- _TASK TO COMPLETE_
Will you output the entries below exactly, skipping every image they contain?

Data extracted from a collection
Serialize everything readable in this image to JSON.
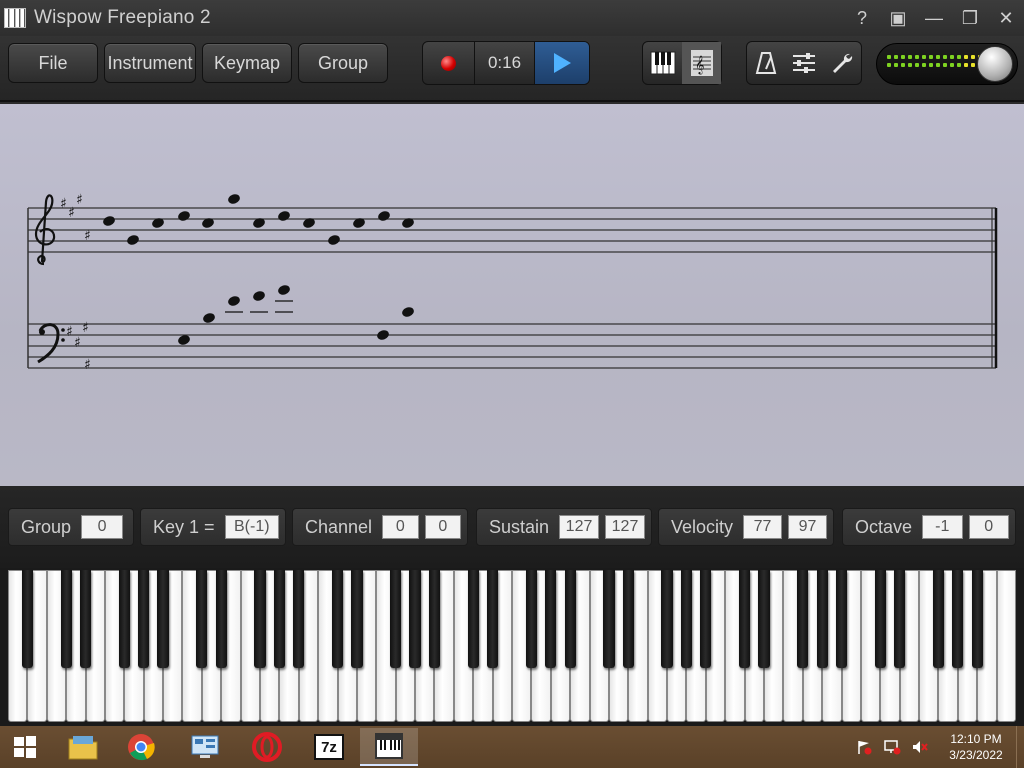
{
  "window": {
    "title": "Wispow Freepiano 2",
    "controls": [
      "?",
      "▣",
      "—",
      "❐",
      "✕"
    ]
  },
  "toolbar": {
    "menus": [
      "File",
      "Instrument",
      "Keymap",
      "Group"
    ],
    "time": "0:16"
  },
  "params": {
    "group": {
      "label": "Group",
      "value": "0"
    },
    "key": {
      "label": "Key  1 =",
      "value": "B(-1)"
    },
    "channel": {
      "label": "Channel",
      "values": [
        "0",
        "0"
      ]
    },
    "sustain": {
      "label": "Sustain",
      "values": [
        "127",
        "127"
      ]
    },
    "velocity": {
      "label": "Velocity",
      "values": [
        "77",
        "97"
      ]
    },
    "octave": {
      "label": "Octave",
      "values": [
        "-1",
        "0"
      ]
    }
  },
  "taskbar": {
    "apps": [
      "start",
      "file-explorer",
      "chrome",
      "control-panel",
      "opera",
      "7zip",
      "freepiano"
    ],
    "seven_zip_label": "7z",
    "clock": {
      "time": "12:10 PM",
      "date": "3/23/2022"
    }
  },
  "meter": {
    "level": 0.85
  },
  "colors": {
    "accent_play": "#4fb2ff",
    "record": "#d40000",
    "led_green": "#7ed321",
    "led_yellow": "#e8e22a"
  }
}
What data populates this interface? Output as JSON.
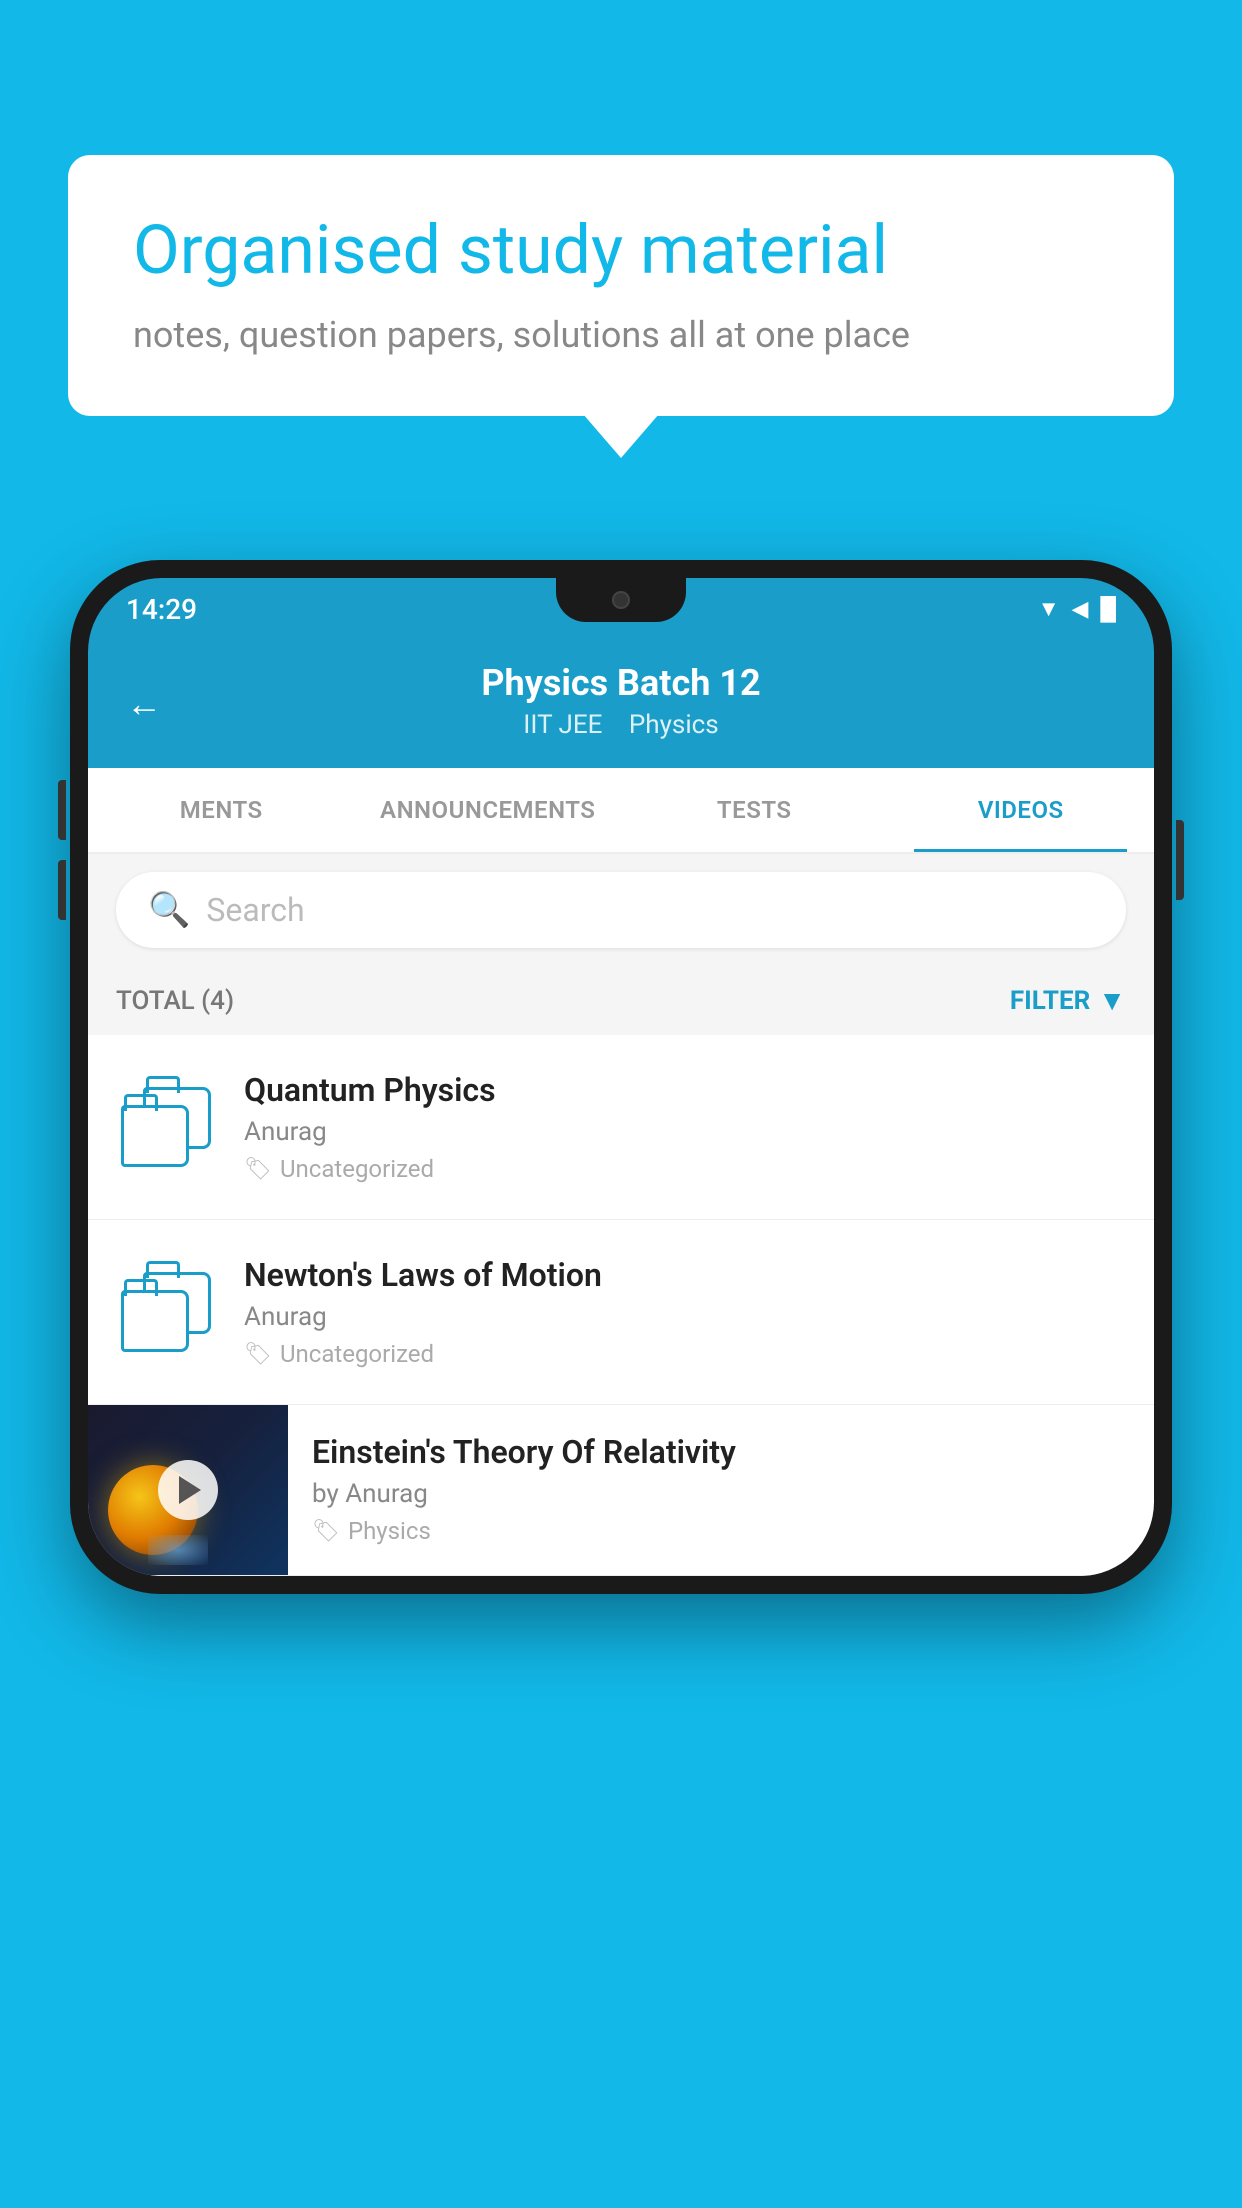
{
  "background_color": "#12B8E8",
  "bubble": {
    "title": "Organised study material",
    "subtitle": "notes, question papers, solutions all at one place"
  },
  "phone": {
    "status_bar": {
      "time": "14:29",
      "icons": "▼◀█"
    },
    "header": {
      "title": "Physics Batch 12",
      "subtitle_parts": [
        "IIT JEE",
        "Physics"
      ],
      "back_label": "←"
    },
    "tabs": [
      {
        "label": "MENTS",
        "active": false
      },
      {
        "label": "ANNOUNCEMENTS",
        "active": false
      },
      {
        "label": "TESTS",
        "active": false
      },
      {
        "label": "VIDEOS",
        "active": true
      }
    ],
    "search": {
      "placeholder": "Search"
    },
    "filter_bar": {
      "total_label": "TOTAL (4)",
      "filter_label": "FILTER"
    },
    "videos": [
      {
        "title": "Quantum Physics",
        "author": "Anurag",
        "tag": "Uncategorized",
        "has_thumb": false
      },
      {
        "title": "Newton's Laws of Motion",
        "author": "Anurag",
        "tag": "Uncategorized",
        "has_thumb": false
      },
      {
        "title": "Einstein's Theory Of Relativity",
        "author": "by Anurag",
        "tag": "Physics",
        "has_thumb": true
      }
    ]
  }
}
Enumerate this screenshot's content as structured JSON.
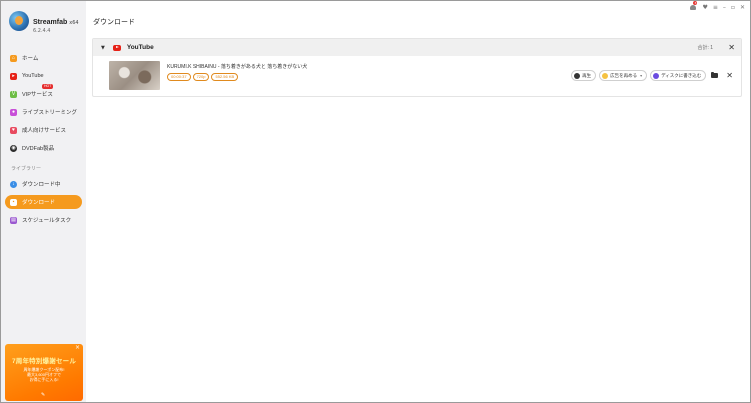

- _SOLUTION TO THIS EXERCISE_
Serialize everything readable in this image to JSON.
{
  "window": {
    "title": "Wispow Freepiano 2",
    "controls": [
      "?",
      "▣",
      "—",
      "❐",
      "✕"
    ]
  },
  "toolbar": {
    "menus": [
      "File",
      "Instrument",
      "Keymap",
      "Group"
    ],
    "time": "0:16"
  },
  "params": {
    "group": {
      "label": "Group",
      "value": "0"
    },
    "key": {
      "label": "Key  1 =",
      "value": "B(-1)"
    },
    "channel": {
      "label": "Channel",
      "values": [
        "0",
        "0"
      ]
    },
    "sustain": {
      "label": "Sustain",
      "values": [
        "127",
        "127"
      ]
    },
    "velocity": {
      "label": "Velocity",
      "values": [
        "77",
        "97"
      ]
    },
    "octave": {
      "label": "Octave",
      "values": [
        "-1",
        "0"
      ]
    }
  },
  "taskbar": {
    "apps": [
      "start",
      "file-explorer",
      "chrome",
      "control-panel",
      "opera",
      "7zip",
      "freepiano"
    ],
    "seven_zip_label": "7z",
    "clock": {
      "time": "12:10 PM",
      "date": "3/23/2022"
    }
  },
  "meter": {
    "level": 0.85
  },
  "colors": {
    "accent_play": "#4fb2ff",
    "record": "#d40000",
    "led_green": "#7ed321",
    "led_yellow": "#e8e22a"
  }
}
What data populates this interface? Output as JSON.
{
  "background_color": "#12B8E8",
  "bubble": {
    "title": "Organised study material",
    "subtitle": "notes, question papers, solutions all at one place"
  },
  "phone": {
    "status_bar": {
      "time": "14:29",
      "icons": "▼◀█"
    },
    "header": {
      "title": "Physics Batch 12",
      "subtitle_parts": [
        "IIT JEE",
        "Physics"
      ],
      "back_label": "←"
    },
    "tabs": [
      {
        "label": "MENTS",
        "active": false
      },
      {
        "label": "ANNOUNCEMENTS",
        "active": false
      },
      {
        "label": "TESTS",
        "active": false
      },
      {
        "label": "VIDEOS",
        "active": true
      }
    ],
    "search": {
      "placeholder": "Search"
    },
    "filter_bar": {
      "total_label": "TOTAL (4)",
      "filter_label": "FILTER"
    },
    "videos": [
      {
        "title": "Quantum Physics",
        "author": "Anurag",
        "tag": "Uncategorized",
        "has_thumb": false
      },
      {
        "title": "Newton's Laws of Motion",
        "author": "Anurag",
        "tag": "Uncategorized",
        "has_thumb": false
      },
      {
        "title": "Einstein's Theory Of Relativity",
        "author": "by Anurag",
        "tag": "Physics",
        "has_thumb": true
      }
    ]
  }
}
Enumerate this screenshot's content as structured JSON.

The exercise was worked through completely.